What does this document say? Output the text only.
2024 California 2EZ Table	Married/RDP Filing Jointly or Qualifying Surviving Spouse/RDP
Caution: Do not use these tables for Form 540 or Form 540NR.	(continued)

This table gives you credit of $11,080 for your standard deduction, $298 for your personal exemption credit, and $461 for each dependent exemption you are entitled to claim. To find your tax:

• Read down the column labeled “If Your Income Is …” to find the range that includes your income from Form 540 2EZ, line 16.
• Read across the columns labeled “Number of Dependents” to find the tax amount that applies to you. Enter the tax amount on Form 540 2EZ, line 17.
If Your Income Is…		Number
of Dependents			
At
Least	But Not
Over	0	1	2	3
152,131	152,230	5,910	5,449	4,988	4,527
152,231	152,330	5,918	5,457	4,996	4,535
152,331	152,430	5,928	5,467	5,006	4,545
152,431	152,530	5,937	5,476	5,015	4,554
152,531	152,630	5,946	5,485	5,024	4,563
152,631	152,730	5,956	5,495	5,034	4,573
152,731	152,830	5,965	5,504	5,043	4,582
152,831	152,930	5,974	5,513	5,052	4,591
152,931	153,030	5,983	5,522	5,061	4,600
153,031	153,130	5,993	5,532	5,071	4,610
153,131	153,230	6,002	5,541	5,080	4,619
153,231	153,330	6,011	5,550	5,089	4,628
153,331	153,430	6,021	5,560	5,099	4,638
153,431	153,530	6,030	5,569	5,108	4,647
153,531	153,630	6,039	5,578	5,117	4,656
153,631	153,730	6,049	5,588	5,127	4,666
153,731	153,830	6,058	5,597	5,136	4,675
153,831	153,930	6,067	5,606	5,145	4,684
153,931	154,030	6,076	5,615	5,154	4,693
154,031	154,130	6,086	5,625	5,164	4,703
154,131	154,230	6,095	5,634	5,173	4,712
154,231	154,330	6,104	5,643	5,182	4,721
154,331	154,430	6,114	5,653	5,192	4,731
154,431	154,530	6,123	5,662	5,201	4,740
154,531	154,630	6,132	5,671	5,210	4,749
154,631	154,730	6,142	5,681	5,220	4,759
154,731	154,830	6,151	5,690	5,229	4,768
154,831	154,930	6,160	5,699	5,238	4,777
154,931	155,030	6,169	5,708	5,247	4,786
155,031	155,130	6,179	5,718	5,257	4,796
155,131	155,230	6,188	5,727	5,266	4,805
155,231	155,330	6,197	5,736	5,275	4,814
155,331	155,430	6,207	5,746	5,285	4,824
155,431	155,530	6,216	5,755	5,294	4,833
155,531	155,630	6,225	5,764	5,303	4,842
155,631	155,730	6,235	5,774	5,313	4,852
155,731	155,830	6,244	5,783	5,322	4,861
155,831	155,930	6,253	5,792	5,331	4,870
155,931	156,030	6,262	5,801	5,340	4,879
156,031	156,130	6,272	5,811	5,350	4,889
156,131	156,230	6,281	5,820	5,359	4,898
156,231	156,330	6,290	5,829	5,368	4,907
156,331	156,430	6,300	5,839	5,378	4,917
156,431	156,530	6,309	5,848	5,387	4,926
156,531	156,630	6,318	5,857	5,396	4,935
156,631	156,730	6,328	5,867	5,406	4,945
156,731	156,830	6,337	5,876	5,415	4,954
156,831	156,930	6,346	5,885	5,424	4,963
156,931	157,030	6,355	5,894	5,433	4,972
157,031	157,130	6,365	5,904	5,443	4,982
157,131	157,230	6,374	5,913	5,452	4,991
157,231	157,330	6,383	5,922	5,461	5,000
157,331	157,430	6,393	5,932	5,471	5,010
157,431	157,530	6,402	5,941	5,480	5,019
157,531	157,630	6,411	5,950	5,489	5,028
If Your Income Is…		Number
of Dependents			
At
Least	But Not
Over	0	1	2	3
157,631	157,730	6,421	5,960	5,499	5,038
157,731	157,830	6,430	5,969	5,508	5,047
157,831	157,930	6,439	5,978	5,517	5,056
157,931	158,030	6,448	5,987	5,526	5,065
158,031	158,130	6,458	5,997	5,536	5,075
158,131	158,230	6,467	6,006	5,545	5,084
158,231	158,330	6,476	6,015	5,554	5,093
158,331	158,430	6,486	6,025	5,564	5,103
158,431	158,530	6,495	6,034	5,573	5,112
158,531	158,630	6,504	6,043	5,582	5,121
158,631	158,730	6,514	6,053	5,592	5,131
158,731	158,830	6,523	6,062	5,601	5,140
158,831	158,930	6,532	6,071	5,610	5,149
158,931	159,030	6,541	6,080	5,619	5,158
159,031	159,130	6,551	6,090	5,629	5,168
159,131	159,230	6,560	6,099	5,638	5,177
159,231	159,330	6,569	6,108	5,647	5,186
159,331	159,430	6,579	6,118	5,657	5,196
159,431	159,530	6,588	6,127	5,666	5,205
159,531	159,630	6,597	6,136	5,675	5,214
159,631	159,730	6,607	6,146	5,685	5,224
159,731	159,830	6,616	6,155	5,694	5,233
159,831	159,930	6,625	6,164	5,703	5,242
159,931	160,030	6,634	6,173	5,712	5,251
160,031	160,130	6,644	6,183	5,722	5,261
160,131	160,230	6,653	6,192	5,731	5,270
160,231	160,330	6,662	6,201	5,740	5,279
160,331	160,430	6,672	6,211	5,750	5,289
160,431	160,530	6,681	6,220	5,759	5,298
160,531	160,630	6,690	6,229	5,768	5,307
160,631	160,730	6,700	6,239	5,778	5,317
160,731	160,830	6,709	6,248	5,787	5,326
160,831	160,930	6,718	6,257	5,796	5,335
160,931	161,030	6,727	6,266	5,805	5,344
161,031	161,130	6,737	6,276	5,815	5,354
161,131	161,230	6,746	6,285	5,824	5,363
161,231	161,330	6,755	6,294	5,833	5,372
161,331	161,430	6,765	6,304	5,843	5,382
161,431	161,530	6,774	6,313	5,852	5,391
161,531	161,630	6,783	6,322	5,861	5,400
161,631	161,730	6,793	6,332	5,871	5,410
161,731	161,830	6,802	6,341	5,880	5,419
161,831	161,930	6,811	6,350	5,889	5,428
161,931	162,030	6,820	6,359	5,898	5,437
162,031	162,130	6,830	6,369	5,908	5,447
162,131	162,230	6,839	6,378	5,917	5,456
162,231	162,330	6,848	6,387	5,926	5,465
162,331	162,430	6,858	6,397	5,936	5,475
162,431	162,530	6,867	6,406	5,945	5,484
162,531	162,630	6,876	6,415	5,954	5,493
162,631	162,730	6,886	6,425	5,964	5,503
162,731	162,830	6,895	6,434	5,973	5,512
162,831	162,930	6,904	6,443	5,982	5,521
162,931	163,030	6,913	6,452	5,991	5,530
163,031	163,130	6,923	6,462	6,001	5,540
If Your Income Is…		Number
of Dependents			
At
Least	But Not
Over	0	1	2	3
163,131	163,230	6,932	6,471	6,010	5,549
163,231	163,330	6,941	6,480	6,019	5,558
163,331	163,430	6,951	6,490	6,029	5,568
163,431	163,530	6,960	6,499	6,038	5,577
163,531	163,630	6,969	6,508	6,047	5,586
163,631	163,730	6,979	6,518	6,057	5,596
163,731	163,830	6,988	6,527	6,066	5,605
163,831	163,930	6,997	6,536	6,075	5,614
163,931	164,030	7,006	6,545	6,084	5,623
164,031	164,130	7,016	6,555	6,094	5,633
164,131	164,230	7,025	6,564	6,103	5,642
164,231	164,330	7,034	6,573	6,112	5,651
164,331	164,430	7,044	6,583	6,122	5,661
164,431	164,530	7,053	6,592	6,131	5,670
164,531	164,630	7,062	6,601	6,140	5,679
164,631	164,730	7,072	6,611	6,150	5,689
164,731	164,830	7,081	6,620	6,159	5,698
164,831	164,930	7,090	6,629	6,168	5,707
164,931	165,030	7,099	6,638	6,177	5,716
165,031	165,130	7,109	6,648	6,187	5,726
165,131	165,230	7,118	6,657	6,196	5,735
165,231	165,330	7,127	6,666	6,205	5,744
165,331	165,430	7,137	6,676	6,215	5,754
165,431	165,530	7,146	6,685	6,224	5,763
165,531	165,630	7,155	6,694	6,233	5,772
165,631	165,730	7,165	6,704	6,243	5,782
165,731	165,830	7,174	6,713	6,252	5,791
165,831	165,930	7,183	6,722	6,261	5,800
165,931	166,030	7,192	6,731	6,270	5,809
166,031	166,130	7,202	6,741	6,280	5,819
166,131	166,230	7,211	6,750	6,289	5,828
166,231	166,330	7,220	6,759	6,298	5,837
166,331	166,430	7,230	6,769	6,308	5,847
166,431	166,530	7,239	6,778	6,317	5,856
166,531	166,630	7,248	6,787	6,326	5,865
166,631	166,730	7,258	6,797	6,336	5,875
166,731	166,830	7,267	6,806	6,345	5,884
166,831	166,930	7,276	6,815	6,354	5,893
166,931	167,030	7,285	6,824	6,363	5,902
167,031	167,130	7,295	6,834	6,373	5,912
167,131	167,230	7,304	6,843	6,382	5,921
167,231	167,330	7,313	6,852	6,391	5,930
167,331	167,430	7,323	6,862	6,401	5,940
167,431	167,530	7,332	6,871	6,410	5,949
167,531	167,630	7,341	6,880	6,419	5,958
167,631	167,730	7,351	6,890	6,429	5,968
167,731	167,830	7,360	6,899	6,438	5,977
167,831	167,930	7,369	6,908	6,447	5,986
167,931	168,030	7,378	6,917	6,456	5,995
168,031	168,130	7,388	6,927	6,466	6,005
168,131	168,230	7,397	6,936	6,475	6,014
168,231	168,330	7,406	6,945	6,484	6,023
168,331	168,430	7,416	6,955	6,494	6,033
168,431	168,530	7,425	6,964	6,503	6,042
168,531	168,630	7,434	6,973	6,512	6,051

■ ■ ■ ■

§ REQUEST:
Write the number of lines containing the word "labeled" and nothing besides it.

§ ANSWER TO THIS EXERCISE:
2